--- start ---

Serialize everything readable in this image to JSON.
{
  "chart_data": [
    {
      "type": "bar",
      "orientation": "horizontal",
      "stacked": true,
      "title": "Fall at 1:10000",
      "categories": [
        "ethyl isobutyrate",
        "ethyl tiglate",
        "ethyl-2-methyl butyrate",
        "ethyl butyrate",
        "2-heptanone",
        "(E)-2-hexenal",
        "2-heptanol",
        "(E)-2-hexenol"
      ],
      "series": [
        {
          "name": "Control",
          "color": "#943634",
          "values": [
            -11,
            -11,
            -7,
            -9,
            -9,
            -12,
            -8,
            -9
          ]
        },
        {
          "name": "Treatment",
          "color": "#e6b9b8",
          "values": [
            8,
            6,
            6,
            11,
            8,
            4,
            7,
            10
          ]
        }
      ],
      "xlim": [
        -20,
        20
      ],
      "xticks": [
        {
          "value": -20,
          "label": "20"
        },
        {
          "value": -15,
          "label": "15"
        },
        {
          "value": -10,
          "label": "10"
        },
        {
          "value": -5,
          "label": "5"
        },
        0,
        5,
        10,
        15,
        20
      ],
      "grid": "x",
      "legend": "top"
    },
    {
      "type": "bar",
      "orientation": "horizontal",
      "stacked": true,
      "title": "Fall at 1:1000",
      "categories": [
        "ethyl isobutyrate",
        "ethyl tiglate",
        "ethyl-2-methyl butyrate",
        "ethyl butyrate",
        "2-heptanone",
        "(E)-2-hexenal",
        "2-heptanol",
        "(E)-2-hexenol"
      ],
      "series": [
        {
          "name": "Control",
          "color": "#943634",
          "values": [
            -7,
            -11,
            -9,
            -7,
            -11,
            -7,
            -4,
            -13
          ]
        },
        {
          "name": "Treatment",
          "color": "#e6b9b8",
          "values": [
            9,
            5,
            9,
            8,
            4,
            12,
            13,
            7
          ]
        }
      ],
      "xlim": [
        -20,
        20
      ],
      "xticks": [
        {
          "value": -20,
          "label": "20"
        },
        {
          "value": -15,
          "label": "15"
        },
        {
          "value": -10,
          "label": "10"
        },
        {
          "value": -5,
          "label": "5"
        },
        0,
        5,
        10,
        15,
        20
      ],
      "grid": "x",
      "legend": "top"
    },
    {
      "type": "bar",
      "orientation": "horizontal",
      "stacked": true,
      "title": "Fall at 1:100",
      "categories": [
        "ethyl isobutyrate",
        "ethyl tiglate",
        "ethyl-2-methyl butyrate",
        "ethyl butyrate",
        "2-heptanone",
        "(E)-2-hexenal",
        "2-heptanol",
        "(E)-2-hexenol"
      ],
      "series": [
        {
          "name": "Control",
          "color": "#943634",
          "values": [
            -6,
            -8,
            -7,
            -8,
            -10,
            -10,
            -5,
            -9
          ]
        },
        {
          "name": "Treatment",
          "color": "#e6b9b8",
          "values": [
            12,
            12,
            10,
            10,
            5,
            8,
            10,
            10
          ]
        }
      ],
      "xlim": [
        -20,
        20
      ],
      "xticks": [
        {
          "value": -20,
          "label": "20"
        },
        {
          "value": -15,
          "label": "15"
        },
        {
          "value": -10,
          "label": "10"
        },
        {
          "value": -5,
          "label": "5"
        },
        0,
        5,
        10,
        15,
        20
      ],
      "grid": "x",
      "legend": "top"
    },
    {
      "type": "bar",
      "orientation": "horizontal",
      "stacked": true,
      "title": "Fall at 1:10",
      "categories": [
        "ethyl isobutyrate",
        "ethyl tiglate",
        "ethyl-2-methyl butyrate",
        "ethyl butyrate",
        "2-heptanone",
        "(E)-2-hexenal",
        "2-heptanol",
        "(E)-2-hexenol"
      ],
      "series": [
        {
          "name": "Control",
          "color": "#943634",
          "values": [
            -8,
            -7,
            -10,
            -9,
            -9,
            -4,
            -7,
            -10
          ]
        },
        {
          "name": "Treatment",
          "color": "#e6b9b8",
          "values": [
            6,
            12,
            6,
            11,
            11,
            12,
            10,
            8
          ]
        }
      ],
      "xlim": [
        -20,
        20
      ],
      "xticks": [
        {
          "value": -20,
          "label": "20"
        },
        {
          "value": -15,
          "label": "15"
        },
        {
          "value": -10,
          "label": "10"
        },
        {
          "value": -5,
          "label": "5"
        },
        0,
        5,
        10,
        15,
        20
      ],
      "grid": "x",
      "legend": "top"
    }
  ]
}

--- end ---

Work to be completed =
Restate each record word for word.

Finished task =
Serialize everything readable in this image to JSON.
{
  "chart_data": [
    {
      "type": "bar",
      "orientation": "horizontal",
      "stacked": true,
      "title": "Fall at 1:10000",
      "categories": [
        "ethyl isobutyrate",
        "ethyl tiglate",
        "ethyl-2-methyl butyrate",
        "ethyl butyrate",
        "2-heptanone",
        "(E)-2-hexenal",
        "2-heptanol",
        "(E)-2-hexenol"
      ],
      "series": [
        {
          "name": "Control",
          "color": "#943634",
          "values": [
            -11,
            -11,
            -7,
            -9,
            -9,
            -12,
            -8,
            -9
          ]
        },
        {
          "name": "Treatment",
          "color": "#e6b9b8",
          "values": [
            8,
            6,
            6,
            11,
            8,
            4,
            7,
            10
          ]
        }
      ],
      "xlim": [
        -20,
        20
      ],
      "xticks": [
        {
          "value": -20,
          "label": "20"
        },
        {
          "value": -15,
          "label": "15"
        },
        {
          "value": -10,
          "label": "10"
        },
        {
          "value": -5,
          "label": "5"
        },
        0,
        5,
        10,
        15,
        20
      ],
      "grid": "x",
      "legend": "top"
    },
    {
      "type": "bar",
      "orientation": "horizontal",
      "stacked": true,
      "title": "Fall at 1:1000",
      "categories": [
        "ethyl isobutyrate",
        "ethyl tiglate",
        "ethyl-2-methyl butyrate",
        "ethyl butyrate",
        "2-heptanone",
        "(E)-2-hexenal",
        "2-heptanol",
        "(E)-2-hexenol"
      ],
      "series": [
        {
          "name": "Control",
          "color": "#943634",
          "values": [
            -7,
            -11,
            -9,
            -7,
            -11,
            -7,
            -4,
            -13
          ]
        },
        {
          "name": "Treatment",
          "color": "#e6b9b8",
          "values": [
            9,
            5,
            9,
            8,
            4,
            12,
            13,
            7
          ]
        }
      ],
      "xlim": [
        -20,
        20
      ],
      "xticks": [
        {
          "value": -20,
          "label": "20"
        },
        {
          "value": -15,
          "label": "15"
        },
        {
          "value": -10,
          "label": "10"
        },
        {
          "value": -5,
          "label": "5"
        },
        0,
        5,
        10,
        15,
        20
      ],
      "grid": "x",
      "legend": "top"
    },
    {
      "type": "bar",
      "orientation": "horizontal",
      "stacked": true,
      "title": "Fall at 1:100",
      "categories": [
        "ethyl isobutyrate",
        "ethyl tiglate",
        "ethyl-2-methyl butyrate",
        "ethyl butyrate",
        "2-heptanone",
        "(E)-2-hexenal",
        "2-heptanol",
        "(E)-2-hexenol"
      ],
      "series": [
        {
          "name": "Control",
          "color": "#943634",
          "values": [
            -6,
            -8,
            -7,
            -8,
            -10,
            -10,
            -5,
            -9
          ]
        },
        {
          "name": "Treatment",
          "color": "#e6b9b8",
          "values": [
            12,
            12,
            10,
            10,
            5,
            8,
            10,
            10
          ]
        }
      ],
      "xlim": [
        -20,
        20
      ],
      "xticks": [
        {
          "value": -20,
          "label": "20"
        },
        {
          "value": -15,
          "label": "15"
        },
        {
          "value": -10,
          "label": "10"
        },
        {
          "value": -5,
          "label": "5"
        },
        0,
        5,
        10,
        15,
        20
      ],
      "grid": "x",
      "legend": "top"
    },
    {
      "type": "bar",
      "orientation": "horizontal",
      "stacked": true,
      "title": "Fall at 1:10",
      "categories": [
        "ethyl isobutyrate",
        "ethyl tiglate",
        "ethyl-2-methyl butyrate",
        "ethyl butyrate",
        "2-heptanone",
        "(E)-2-hexenal",
        "2-heptanol",
        "(E)-2-hexenol"
      ],
      "series": [
        {
          "name": "Control",
          "color": "#943634",
          "values": [
            -8,
            -7,
            -10,
            -9,
            -9,
            -4,
            -7,
            -10
          ]
        },
        {
          "name": "Treatment",
          "color": "#e6b9b8",
          "values": [
            6,
            12,
            6,
            11,
            11,
            12,
            10,
            8
          ]
        }
      ],
      "xlim": [
        -20,
        20
      ],
      "xticks": [
        {
          "value": -20,
          "label": "20"
        },
        {
          "value": -15,
          "label": "15"
        },
        {
          "value": -10,
          "label": "10"
        },
        {
          "value": -5,
          "label": "5"
        },
        0,
        5,
        10,
        15,
        20
      ],
      "grid": "x",
      "legend": "top"
    }
  ]
}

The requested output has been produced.